### 課題一覧
1. 提示文によると、水野病院の看護師がまだ子供の看護に慣れていないのはなぜですか。1〜3文で説明してください。
2. 提示文について、次の問いに答えてください。
(a) 筆者は水野病院へ赴任してからどれくらいになろうとしていると述べていますか。
(b) 手術場に向かうときに必要なお子様の服は誰が作ったものですか。
(c) 2006年10月20日の記事で、筆者が股関節脱臼手術の応援に行った先はどこですか。
3. 水野病院の小児医療に関する提示文を、最後の文の後から書き続けてください。

### 提示文
========

やはり大切なお子さんをお任せする限り、中途半端な考えの医師には任せられないことと、専門医に見ていただく意味が良く理解できました。
(この内容は、鈴木先生のHPより掲載させていただきました)

2007年2月14日、入院される患者様へのお願い

水野病院へ赴任してから1年8ヶ月になろうとしています。最近では外来のほとんどは小児が対象となりましたし、入院では子供部屋もできて、手術治療も軌道に乗ってきています。幸いこれまで順調で医療事故の記憶もありません。ただし水野病院は子供病院ではありませんので、アメニテイの点でまだいろいろ不自由があるのが事実です。たとえば子供の遊び場やおもちゃなどはまだ備えておりません。これまでほとんどの患者様は成人(大部分が老人)でしたので、看護師はまだ子供の看護に慣れておりません。
現在いろいろ問題はあるものの、子供部屋の設置、子供用ベットの購入、外来の授乳室の設置、外来予約制導入、をはじめとして小さな改善はいくつもありました。これらは私が指示したものではなく、より良い病院にしてゆこうと願っている全職員の善意と努力で実現したものです。気づかれた方もおられると思いますが、手術場に向かうときに必要なお子様の服などは病棟の看護師がボランテアで作ってくれたものです。また、手術場ではお子様が快適に手術を受けられるようにと様々な工夫が行われてきました。たとえば麻酔導入の際にはいろいろなお菓子の匂いのついたマスクを用意したりと、ご家族の見えないところで看護師諸君のすばらしい活躍があります。
病気は責任をもって治療しますが、アメニテイ充実には長い時間が必要です。それまではいろいろと不自由があると思いますがなにとぞご了承ください。

2006年10月20日、量から質へ
昨日は股関節脱臼手術の応援の為、滋賀県立小児保健医療センターへ行ってきました。難しい例でしたが、スタッフの素晴らしいチームワークによって最大限のことができたと思っております。

========

### 提供データ
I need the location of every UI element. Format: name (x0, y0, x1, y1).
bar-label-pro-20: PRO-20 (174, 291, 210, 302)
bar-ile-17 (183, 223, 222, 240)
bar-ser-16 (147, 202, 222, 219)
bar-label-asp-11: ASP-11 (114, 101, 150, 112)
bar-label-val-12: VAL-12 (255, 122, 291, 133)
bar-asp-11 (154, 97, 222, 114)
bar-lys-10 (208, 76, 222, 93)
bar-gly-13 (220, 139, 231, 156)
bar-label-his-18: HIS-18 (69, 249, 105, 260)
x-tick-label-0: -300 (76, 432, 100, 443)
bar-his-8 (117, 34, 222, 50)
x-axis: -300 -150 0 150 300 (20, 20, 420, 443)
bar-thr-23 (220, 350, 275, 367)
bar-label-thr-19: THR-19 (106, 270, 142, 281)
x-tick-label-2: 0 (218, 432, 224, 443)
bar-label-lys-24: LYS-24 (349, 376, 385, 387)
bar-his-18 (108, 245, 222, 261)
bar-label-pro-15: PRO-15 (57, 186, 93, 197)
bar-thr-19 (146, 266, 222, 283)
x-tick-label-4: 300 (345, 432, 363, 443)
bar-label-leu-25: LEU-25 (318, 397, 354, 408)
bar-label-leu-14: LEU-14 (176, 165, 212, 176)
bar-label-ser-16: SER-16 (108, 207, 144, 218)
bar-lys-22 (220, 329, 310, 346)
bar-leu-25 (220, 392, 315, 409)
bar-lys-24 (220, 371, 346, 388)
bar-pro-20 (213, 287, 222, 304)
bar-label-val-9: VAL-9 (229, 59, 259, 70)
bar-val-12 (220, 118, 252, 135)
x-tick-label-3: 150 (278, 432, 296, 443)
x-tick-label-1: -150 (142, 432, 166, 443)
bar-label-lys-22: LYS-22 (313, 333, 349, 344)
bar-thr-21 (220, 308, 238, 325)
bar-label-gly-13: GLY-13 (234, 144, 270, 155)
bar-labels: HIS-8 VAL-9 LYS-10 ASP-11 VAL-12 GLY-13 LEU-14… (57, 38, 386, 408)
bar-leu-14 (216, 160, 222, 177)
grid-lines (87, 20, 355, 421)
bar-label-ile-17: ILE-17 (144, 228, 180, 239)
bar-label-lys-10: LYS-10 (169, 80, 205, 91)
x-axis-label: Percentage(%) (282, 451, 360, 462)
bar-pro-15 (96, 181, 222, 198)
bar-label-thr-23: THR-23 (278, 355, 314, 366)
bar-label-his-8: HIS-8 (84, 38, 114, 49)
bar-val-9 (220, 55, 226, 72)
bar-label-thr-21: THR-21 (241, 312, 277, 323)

========

### 解答一覧
1. これまで水野病院の患者様のほとんどが成人で、その大部分が老人だったためです。

2.
(a) 1年8ヶ月です。
(b) 病棟の看護師がボランティアで作ったものです。
(c) 滋賀県立小児保健医療センターです。

3.
先天性股関節脱臼において難しい例というのは2つに分類されます。1つは検診体制の質的低下のために見逃され、歩行開始以後に発見される場合であり、第2は、完全脱臼であるタイプB、Cにりーメンビューゲルを装着し整復できなかったり、整復されても骨頭壊死が発生してしまう場合です。整復されなかった場合には牽引或いは全身麻酔下で徒手整復が行われることが多いのですが、整復されないままりーメンビューゲルが長期に装着された場合には骨頭は臼蓋の後ろに入り込んでしまって本当に高度な脱臼となってしまいます。このことは実例をあげながら学会などで繰り返し述べているので専門医の多くの方には理解していただいているのですが、一般整形外科の先生方にはなかなか理解していただいていないのが現状です。不適切な初期治療によってより高度な脱臼が形成されてしまう、という事実を知れば、脱臼のお子さんを前にしてもっと慎重に対処しようという気持ちになるはずです。高度化した状態で通常の牽引をしたり徒手整復を試みても成功の確率は低くなってしまいます。こうなると最後の手段としてしばしば手術が行われます。しかし、手術的整復というのは、股関節を開くということであり、同じ手術といってもソルター手術とか大腿骨切りなどとは質的にまったく異なり、合併症も桁違いに多くなります。私が最近感じていることは、この手術的整復があまり深刻にとらえられていないのではないか?ということです。そのような場合には手術もうまく行きません。そうすると再手術しか打つ手はなくなりますが、一度メスが入った股関節の手術は困難を極めることになりますから、1度目の手術がうまくゆかなかった技術で同じ術者が再手術に望んでも失敗することは目に見えています。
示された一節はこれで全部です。